** Begin Records supplied **

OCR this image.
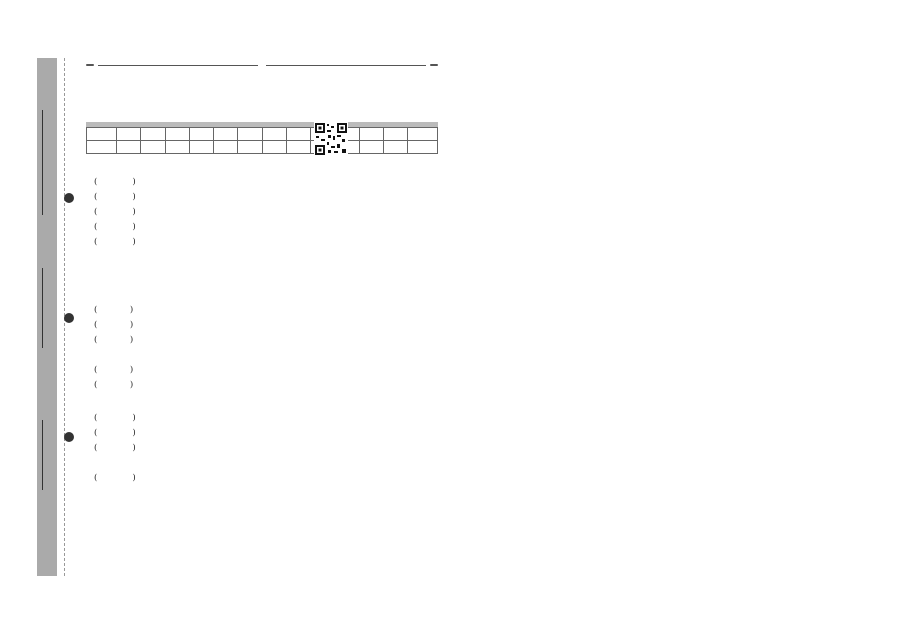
(	)
(	)
(	)
(	)
(	)
(	)
(	)
(	)
(	)
(	)
(	)
(	)
(	)
(	)
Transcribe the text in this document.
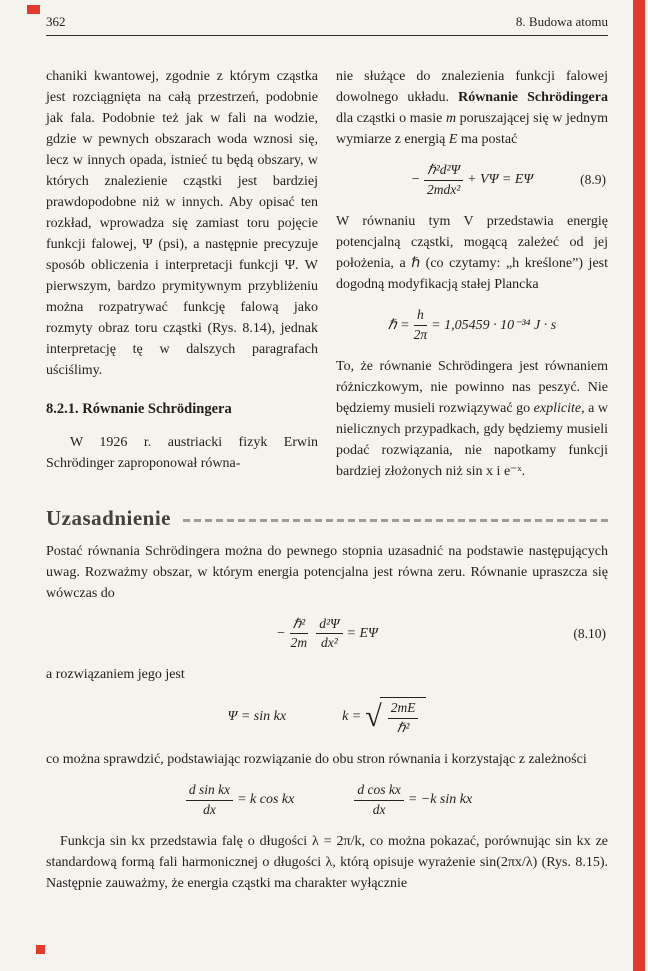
362	8. Budowa atomu

chaniki kwantowej, zgodnie z którym cząstka jest rozciągnięta na całą przestrzeń, podobnie jak fala. Podobnie też jak w fali na wodzie, gdzie w pewnych obszarach woda wznosi się, lecz w innych opada, istnieć tu będą obszary, w których znalezienie cząstki jest bardziej prawdopodobne niż w innych. Aby opisać ten rozkład, wprowadza się zamiast toru pojęcie funkcji falowej, Ψ (psi), a następnie precyzuje sposób obliczenia i interpretacji funkcji Ψ. W pierwszym, bardzo prymitywnym przybliżeniu można rozpatrywać funkcję falową jako rozmyty obraz toru cząstki (Rys. 8.14), jednak interpretację tę w dalszych paragrafach uściślimy.

8.2.1. Równanie Schrödingera

W 1926 r. austriacki fizyk Erwin Schrödinger zaproponował równa-

nie służące do znalezienia funkcji falowej dowolnego układu. Równanie Schrödingera dla cząstki o masie m poruszającej się w jednym wymiarze z energią E ma postać

− $\frac{\text{ℏ²d²Ψ}}{\text{2mdx²}} + V\Psi = E\Psi$	(8.9)

W równaniu tym V przedstawia energię potencjalną cząstki, mogącą zależeć od jej położenia, a ℏ (co czytamy: „h kreślone”) jest dogodną modyfikacją stałej Plancka

ℏ = $\frac{h}{2\pi} = 1,05459 \cdot 10^{-34}$ J · s

To, że równanie Schrödingera jest równaniem różniczkowym, nie powinno nas peszyć. Nie będziemy musieli rozwiązywać go explicite, a w nielicznych przypadkach, gdy będziemy musieli podać rozwiązania, nie napotkamy funkcji bardziej złożonych niż sin x i e⁻ˣ.

Uzasadnienie

Postać równania Schrödingera można do pewnego stopnia uzasadnić na podstawie następujących uwag. Rozważmy obszar, w którym energia potencjalna jest równa zeru. Równanie upraszcza się wówczas do

− $\frac{\text{ℏ²}}{2m} \frac{\text{d²Ψ}}{\text{dx²}} = E\Psi$	(8.10)

a rozwiązaniem jego jest

Ψ = sin kx	k = √ $\frac{2mE}{\text{ℏ²}}$

co można sprawdzić, podstawiając rozwiązanie do obu stron równania i korzystając z zależności

$\frac{\text{d sin kx}}{dx} = k$ cos kx	$\frac{\text{d cos kx}}{dx} = -k$ sin kx

Funkcja sin kx przedstawia falę o długości λ = 2π/k, co można pokazać, porównując sin kx ze standardową formą fali harmonicznej o długości λ, którą opisuje wyrażenie sin(2πx/λ) (Rys. 8.15). Następnie zauważmy, że energia cząstki ma charakter wyłącznie
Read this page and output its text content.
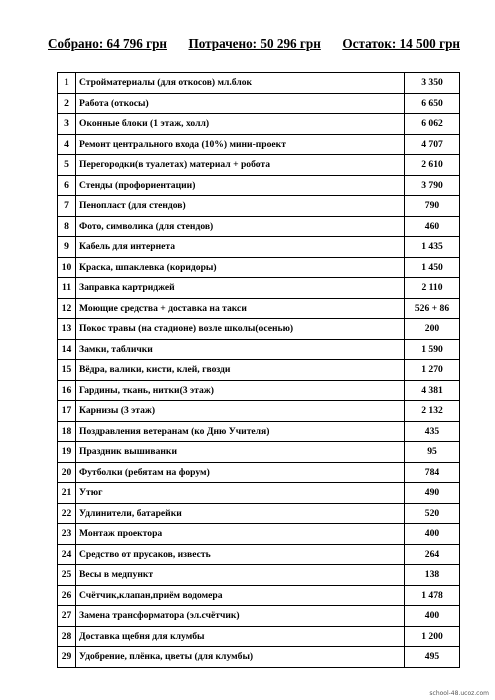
Собрано: 64 796 грн Потрачено: 50 296 грн Остаток: 14 500 грн
1	Стройматериалы (для откосов) мл.блок	3 350
2	Работа (откосы)	6 650
3	Оконные блоки (1 этаж, холл)	6 062
4	Ремонт центрального входа (10%) мини-проект	4 707
5	Перегородки(в туалетах) материал + робота	2 610
6	Стенды (профориентации)	3 790
7	Пенопласт (для стендов)	790
8	Фото, символика (для стендов)	460
9	Кабель для интернета	1 435
10	Краска, шпаклевка (коридоры)	1 450
11	Заправка картриджей	2 110
12	Моющие средства + доставка на такси	526 + 86
13	Покос травы (на стадионе) возле школы(осенью)	200
14	Замки, таблички	1 590
15	Вёдра, валики, кисти, клей, гвозди	1 270
16	Гардины, ткань, нитки(3 этаж)	4 381
17	Карнизы (3 этаж)	2 132
18	Поздравления ветеранам (ко Дню Учителя)	435
19	Праздник вышиванки	95
20	Футболки (ребятам на форум)	784
21	Утюг	490
22	Удлинители, батарейки	520
23	Монтаж проектора	400
24	Средство от прусаков, известь	264
25	Весы в медпункт	138
26	Счётчик,клапан,приём водомера	1 478
27	Замена трансформатора (эл.счётчик)	400
28	Доставка щебня для клумбы	1 200
29	Удобрение, плёнка, цветы (для клумбы)	495
school-48.ucoz.com
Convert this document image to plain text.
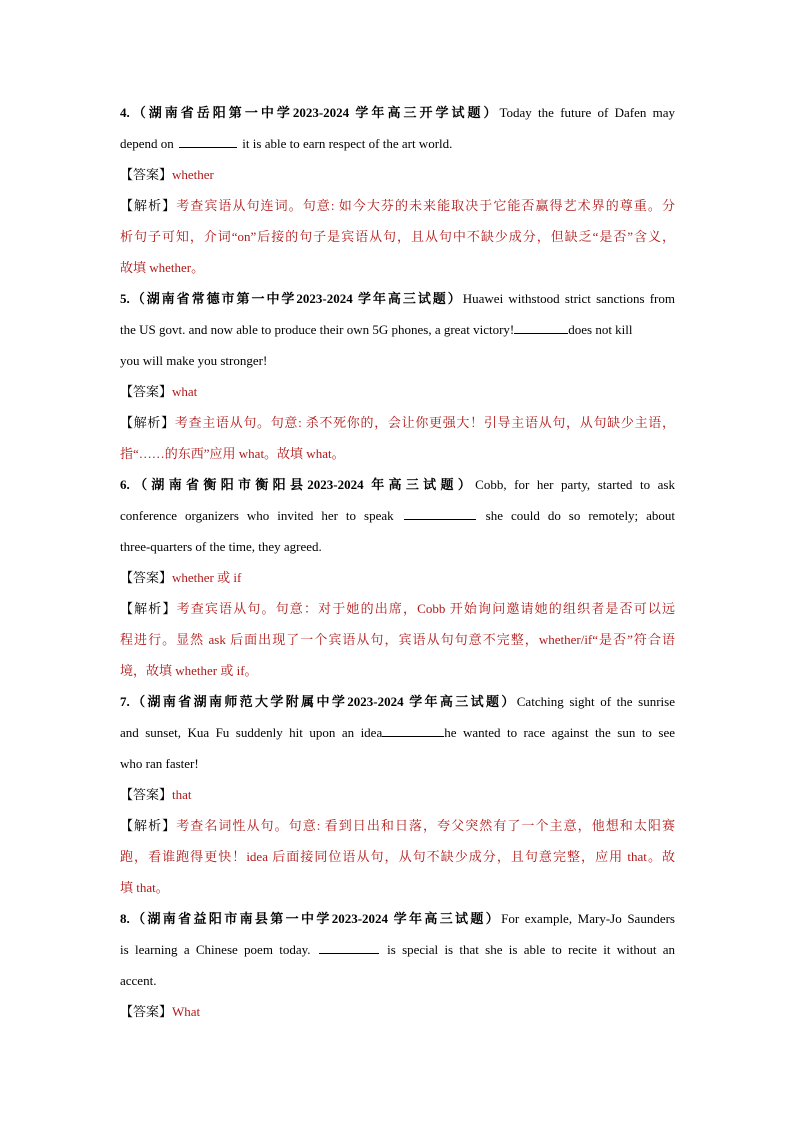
4.（湖南省岳阳第一中学2023-2024 学年高三开学试题）Today the future of Dafen may

depend on	it is able to earn respect of the art world.

【答案】whether

【解析】考查宾语从句连词。句意: 如今大芬的未来能取决于它能否赢得艺术界的尊重。分

析句子可知，介词“on”后接的句子是宾语从句，且从句中不缺少成分，但缺乏“是否”含义，

故填 whether。

5.（湖南省常德市第一中学2023-2024 学年高三试题）Huawei withstood strict sanctions from

the US govt. and now able to produce their own 5G phones, a great victory!	does not kill

you will make you stronger!

【答案】what

【解析】考查主语从句。句意: 杀不死你的，会让你更强大！引导主语从句，从句缺少主语，

指“……的东西”应用 what。故填 what。

6.（湖南省衡阳市衡阳县2023-2024 年高三试题）Cobb, for her party, started to ask

conference organizers who invited her to speak	she could do so remotely; about

three-quarters of the time, they agreed.

【答案】whether 或 if

【解析】考查宾语从句。句意：对于她的出席，Cobb 开始询问邀请她的组织者是否可以远

程进行。显然 ask 后面出现了一个宾语从句，宾语从句句意不完整，whether/if“是否”符合语

境，故填 whether 或 if。

7.（湖南省湖南师范大学附属中学2023-2024 学年高三试题）Catching sight of the sunrise

and sunset, Kua Fu suddenly hit upon an idea	he wanted to race against the sun to see

who ran faster!

【答案】that

【解析】考查名词性从句。句意: 看到日出和日落，夸父突然有了一个主意，他想和太阳赛

跑，看谁跑得更快！idea 后面接同位语从句，从句不缺少成分，且句意完整，应用 that。故

填 that。

8.（湖南省益阳市南县第一中学2023-2024 学年高三试题）For example, Mary-Jo Saunders

is learning a Chinese poem today.	is special is that she is able to recite it without an

accent.

【答案】What
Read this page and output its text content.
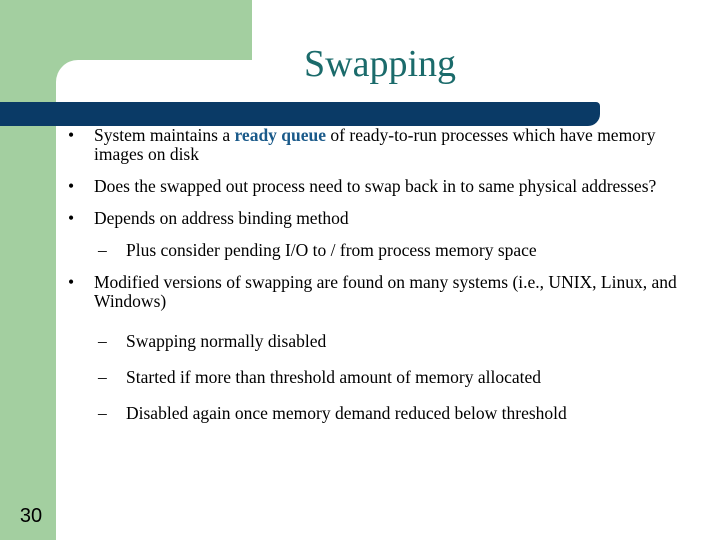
Swapping
• System maintains a ready queue of ready-to-run processes which have memory images on disk
• Does the swapped out process need to swap back in to same physical addresses?
• Depends on address binding method
– Plus consider pending I/O to / from process memory space
• Modified versions of swapping are found on many systems (i.e., UNIX, Linux, and Windows)
– Swapping normally disabled
– Started if more than threshold amount of memory allocated
– Disabled again once memory demand reduced below threshold
30
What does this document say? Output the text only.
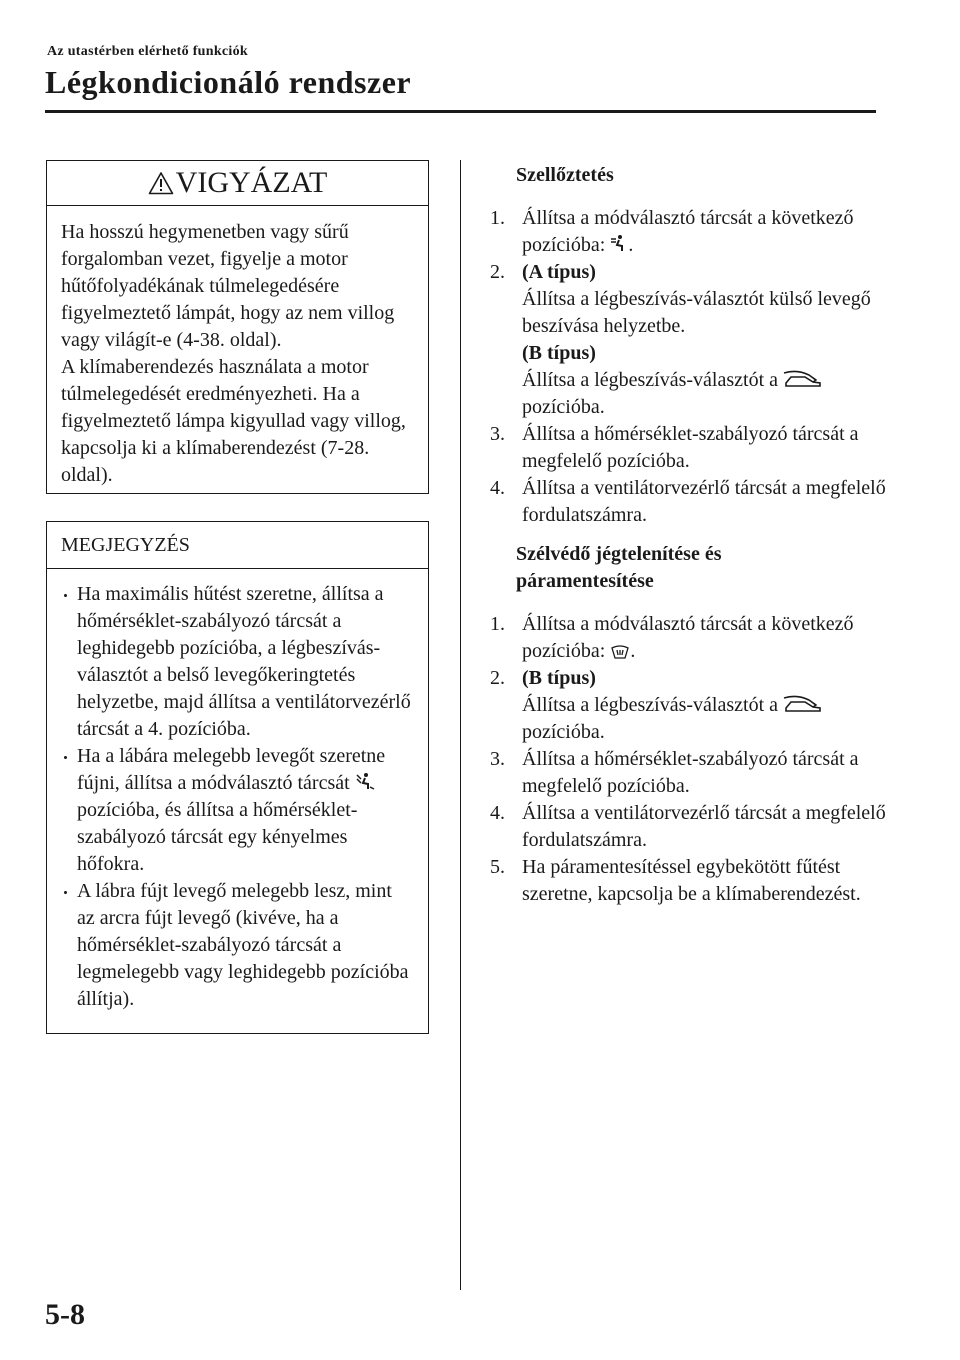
Az utastérben elérhető funkciók
Légkondicionáló rendszer
VIGYÁZAT

Ha hosszú hegymenetben vagy sűrű forgalomban vezet, figyelje a motor hűtőfolyadékának túlmelegedésére figyelmeztető lámpát, hogy az nem villog vagy világít-e (4-38. oldal).

A klímaberendezés használata a motor túlmelegedését eredményezheti. Ha a figyelmeztető lámpa kigyullad vagy villog, kapcsolja ki a klímaberendezést (7-28. oldal).

MEGJEGYZÉS
Ha maximális hűtést szeretne, állítsa a hőmérséklet-szabályozó tárcsát a leghidegebb pozícióba, a légbeszívás-választót a belső levegőkeringtetés helyzetbe, majd állítsa a ventilátorvezérlő tárcsát a 4. pozícióba.
Ha a lábára melegebb levegőt szeretne fújni, állítsa a módválasztó tárcsát  pozícióba, és állítsa a hőmérséklet-szabályozó tárcsát egy kényelmes hőfokra.
A lábra fújt levegő melegebb lesz, mint az arcra fújt levegő (kivéve, ha a hőmérséklet-szabályozó tárcsát a legmelegebb vagy leghidegebb pozícióba állítja).
Szellőztetés
1. Állítsa a módválasztó tárcsát a következő pozícióba: .
2. (A típus)
Állítsa a légbeszívás-választót külső levegő beszívása helyzetbe.
(B típus)
Állítsa a légbeszívás-választót a
pozícióba.
3. Állítsa a hőmérséklet-szabályozó tárcsát a megfelelő pozícióba.
4. Állítsa a ventilátorvezérlő tárcsát a megfelelő fordulatszámra.
Szélvédő jégtelenítése és
páramentesítése
1. Állítsa a módválasztó tárcsát a következő pozícióba: .
2. (B típus)
Állítsa a légbeszívás-választót a
pozícióba.
3. Állítsa a hőmérséklet-szabályozó tárcsát a megfelelő pozícióba.
4. Állítsa a ventilátorvezérlő tárcsát a megfelelő fordulatszámra.
5. Ha páramentesítéssel egybekötött fűtést szeretne, kapcsolja be a klímaberendezést.
5-8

** End Records supplied **

▸ **Stated exercise**: Extract only the lines from the line containing "What does this" through the final line of the listing above, unchanged; pictures stay out of the copy.

▸ **Result for this exercise**:
What does this document say? Output the text only.
Az utastérben elérhető funkciók
Légkondicionáló rendszer
VIGYÁZAT

Ha hosszú hegymenetben vagy sűrű forgalomban vezet, figyelje a motor hűtőfolyadékának túlmelegedésére figyelmeztető lámpát, hogy az nem villog vagy világít-e (4-38. oldal).

A klímaberendezés használata a motor túlmelegedését eredményezheti. Ha a figyelmeztető lámpa kigyullad vagy villog, kapcsolja ki a klímaberendezést (7-28. oldal).

MEGJEGYZÉS
Ha maximális hűtést szeretne, állítsa a hőmérséklet-szabályozó tárcsát a leghidegebb pozícióba, a légbeszívás-választót a belső levegőkeringtetés helyzetbe, majd állítsa a ventilátorvezérlő tárcsát a 4. pozícióba.
Ha a lábára melegebb levegőt szeretne fújni, állítsa a módválasztó tárcsát  pozícióba, és állítsa a hőmérséklet-szabályozó tárcsát egy kényelmes hőfokra.
A lábra fújt levegő melegebb lesz, mint az arcra fújt levegő (kivéve, ha a hőmérséklet-szabályozó tárcsát a legmelegebb vagy leghidegebb pozícióba állítja).
Szellőztetés
1. Állítsa a módválasztó tárcsát a következő pozícióba: .
2. (A típus)
Állítsa a légbeszívás-választót külső levegő beszívása helyzetbe.
(B típus)
Állítsa a légbeszívás-választót a
pozícióba.
3. Állítsa a hőmérséklet-szabályozó tárcsát a megfelelő pozícióba.
4. Állítsa a ventilátorvezérlő tárcsát a megfelelő fordulatszámra.
Szélvédő jégtelenítése és
páramentesítése
1. Állítsa a módválasztó tárcsát a következő pozícióba: .
2. (B típus)
Állítsa a légbeszívás-választót a
pozícióba.
3. Állítsa a hőmérséklet-szabályozó tárcsát a megfelelő pozícióba.
4. Állítsa a ventilátorvezérlő tárcsát a megfelelő fordulatszámra.
5. Ha páramentesítéssel egybekötött fűtést szeretne, kapcsolja be a klímaberendezést.
5-8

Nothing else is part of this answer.